課題の条件>
1) ゲームレビューについて、次の問いに答えよ。
(a) PS版はいつ、いくらで発売されたか。
(b) 開発を担当したのはどこか。
(c) ドリームキャスト版はPS版と比べて何が変わっているか。
2) ゲームレビューを、最後の文の後から書き継げ。

ページ>
◆ ◆ ◆ ◆ ◆ ◆ ◆
SIMPLE1500シリーズ Vol.71 THE 恋愛シミュレーション2 ~ふれあい~ D3公式
PSストア SIMPLE1500シリーズ Vol.71 THE 恋愛シミュレーション2 ~ふれあい~メリークリスマス!
ということでクリスマスに相応しく、2001年8月30日に1500円で発売された
SIMPLE 1500 THE美少女シミュレーション2 ~ふれあい~のレビュー行くぞ!
現在はゲームアーカイブスで309円という気軽に触れ合える価格で販売中だ!
クリスマスと言ったらギャルゲーだよな!
開発はお馴染みヒューネックスとなっているが、
元々は同人ゲームとして頒布される予定だった作品。紆余曲折あってSIMPLEシリーズへ。
「ファーストKiss☆物語」のメインスタッフが企画・シナリオで関わっていることもウリの1つとなっている。

ちなみにドリームキャストで展開された「SIMPLE2000シリーズDC」でも発売されているぞ。
基本的な内容は変わらないが、解像度が上がっている。
そもそもドリキャスでSIMPLEシリーズ出てたことを知らない人も多そうだ……。
PS1のSIMPLEシリーズで出たギャルゲーを高解像度で再発売という、
「ドリキャスと言ったらギャルゲーだろ!」なレーベルだった。
2とついているが、1作目に当たる
「SIMPLE1500 vol.36 THE恋愛シミュレーション ~夏色セレブレーション~」とはまったく無関係の作品だ。
スタッフもメーカーも違うし、あちらはPCの全年齢タイトルの移植。
ややこしいと思ったのか、この後のSIMPLEシリーズのギャルゲーは
「THE恋愛アドベンチャー」とか「THE恋愛ホラーアドベンチャー」とか色々と細分化されていく。

タイトル画面でスタートボタンを押すとこのメニュー画面に。
こっちが本当のタイトル画面ということかな。
タイトルこそ「THE恋愛シミュレーション」となっているが、
文章を読み進めて選択肢を選んでいくだけの作品なのでただのノベルゲームである。
◆ ◆ ◆ ◆ ◆ ◆ ◆
データ抜粋>
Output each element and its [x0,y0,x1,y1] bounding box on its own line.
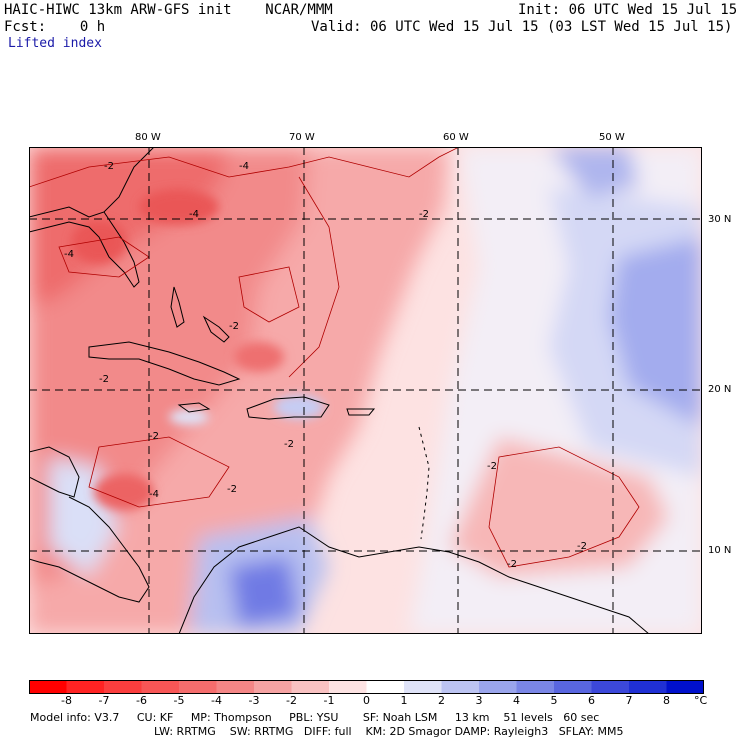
colorbar-tick-label: 1 [400,694,408,707]
contour-label-8: -2 [149,431,159,442]
contour-label-10: -2 [227,484,237,495]
colorbar-tick-label: 7 [625,694,633,707]
map-border [29,147,702,634]
plot-title: HAIC-HIWC 13km ARW-GFS init NCAR/MMM [4,2,333,18]
field-neg-spot-1 [139,189,219,225]
colorbar-swatch [666,680,704,694]
contour-minus2-carib [88,436,230,508]
colorbar-swatch [441,680,480,694]
contours [29,147,640,568]
colorbar-swatch [554,680,592,694]
contour-label-3: -4 [189,209,199,220]
lon-label-80w: 80 W [135,132,161,143]
contour-label-6: -2 [229,321,239,332]
lifted-index-map: -2 -4 -4 -4 -2 -2 -2 -2 -4 -2 -2 -2 -2 -… [29,147,702,634]
coast-hispaniola [246,396,330,420]
init-time: Init: 06 UTC Wed 15 Jul 15 [518,2,738,18]
field-pos-spot-hispaniola [274,395,324,419]
colorbar-tick-label: 3 [475,694,483,707]
coast-jamaica [177,402,211,413]
field-neg-spot-4 [234,342,284,372]
colorbar-tick-label: -1 [323,694,335,707]
colorbar [29,680,704,694]
footer-model-info-1: Model info: V3.7 CU: KF MP: Thompson PBL… [30,711,600,724]
coast-bahamas-2 [202,315,230,343]
contour-label-4: -4 [64,249,74,260]
contour-label-1: -2 [104,161,114,172]
contour-minus2-loop [238,266,300,323]
colorbar-swatch [404,680,442,694]
coastlines [29,147,650,634]
field-pos-strong [609,237,702,427]
coast-south-america [178,526,650,634]
colorbar-swatch [479,680,517,694]
colorbar-swatch [329,680,367,694]
colorbar-tick-label: -3 [248,694,260,707]
coast-us-east [29,147,155,218]
colorbar-tick-label: 5 [550,694,558,707]
colorbar-swatch [216,680,255,694]
field-pos-spot-cuba [169,409,209,425]
colorbar-swatch [291,680,330,694]
coast-central-america [29,496,150,603]
colorbar-swatch [629,680,667,694]
field-neg-band [449,437,669,577]
coast-cuba [88,341,241,386]
coast-puerto-rico [346,408,376,416]
contour-minus2-main [29,147,460,188]
field-pos-sa-strong [229,557,299,627]
colorbar-swatch [254,680,292,694]
field-neg-us [29,147,229,307]
coast-bahamas-1 [170,286,185,328]
colorbar-swatch [141,680,180,694]
colorbar-unit: °C [694,694,708,707]
lat-label-20n: 20 N [708,384,732,395]
lat-label-10n: 10 N [708,545,732,556]
colorbar-swatch [66,680,105,694]
lon-label-60w: 60 W [443,132,469,143]
coast-florida [29,211,140,288]
colorbar-tick-label: 4 [513,694,520,707]
graticule [29,147,702,634]
colorbar-tick-label: -4 [211,694,222,707]
contour-minus4 [58,236,150,278]
contour-label-12: -2 [487,461,497,472]
colorbar-tick-label: 2 [438,694,445,707]
contour-label-13: -2 [577,541,587,552]
contour-label-11: -2 [284,439,294,450]
colorbar-tick-label: -8 [61,694,72,707]
colorbar-swatch [516,680,555,694]
contour-minus2-west [288,176,340,378]
field-neg-spot-2 [71,220,127,264]
colorbar-swatch [104,680,142,694]
colorbar-tick-label: 6 [588,694,595,707]
contour-label-2: -4 [239,161,249,172]
colorbar-tick-label: -5 [173,694,185,707]
forecast-hour: Fcst: 0 h [4,19,106,35]
contour-label-14: -2 [507,559,517,570]
colorbar-tick-label: 8 [663,694,670,707]
contour-label-7: -2 [99,374,109,385]
lon-label-50w: 50 W [599,132,625,143]
colorbar-tick-label: -7 [98,694,110,707]
colorbar-swatch [591,680,630,694]
colorbar-tick-label: -2 [286,694,297,707]
colorbar-swatch [366,680,405,694]
colorbar-tick-label: 0 [363,694,370,707]
field-neg-spot-3 [94,474,154,510]
lon-label-70w: 70 W [289,132,315,143]
valid-time: Valid: 06 UTC Wed 15 Jul 15 (03 LST Wed … [311,19,733,35]
colorbar-swatch [179,680,217,694]
coast-yucatan [29,446,80,498]
colorbar-tick-label: -6 [136,694,147,707]
field-pos-north [549,147,639,197]
contour-label-5: -2 [419,209,429,220]
colorbar-swatch [29,680,67,694]
footer-model-info-2: LW: RRTMG SW: RRTMG DIFF: full KM: 2D Sm… [154,725,624,738]
contour-minus2-east [488,446,640,568]
field-name: Lifted index [8,36,102,51]
contour-label-9: -4 [149,489,159,500]
lat-label-30n: 30 N [708,214,732,225]
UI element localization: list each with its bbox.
◆ ◆ ◆ ◆ ◆ ◆ ◆
課題別の解答>
1)
(a) 2001年8月30日に1500円で発売された。
(b) ヒューネックスである。
(c) 解像度が上がっている。

2)
パラメータ上げとか移動パートとかスケジュール表見ながらデートに誘ったり
バイトしながら全国を旅したりとかは一切無しだ。

大学に落ちて浪人中の主人公、矢萩俊平が姉の命令で予備校でアシスタントのバイトをすることになり、
そこで様々な女の子達と出会っていく。5人+1人のヒロインと巡るひと夏の物語。
登場するヒロインは主人公の義理の妹、生徒としてやってくる優等生、
おっとり眼鏡、不思議ちゃんな後輩などなど実にお約束な設定!
主人公の顔は露出していていわゆる「エロゲ主人公」ではないし、名前の変更も出来ない。
主人公以外はモブキャラも含めてすべてフルボイス。
OPには主題歌アリと豪華な構成だ。主題歌はイマイチだが……!

背景は写真を加工したもの。
キャラの立ち絵は少なめと低予算ゲームっぽさは感じるが、
画面左下に表示されているキャラの顔表示はセリフに合わせた口パクと目パチがあって、
マンガっぽいエフェクトも組み合わせて実によく動く。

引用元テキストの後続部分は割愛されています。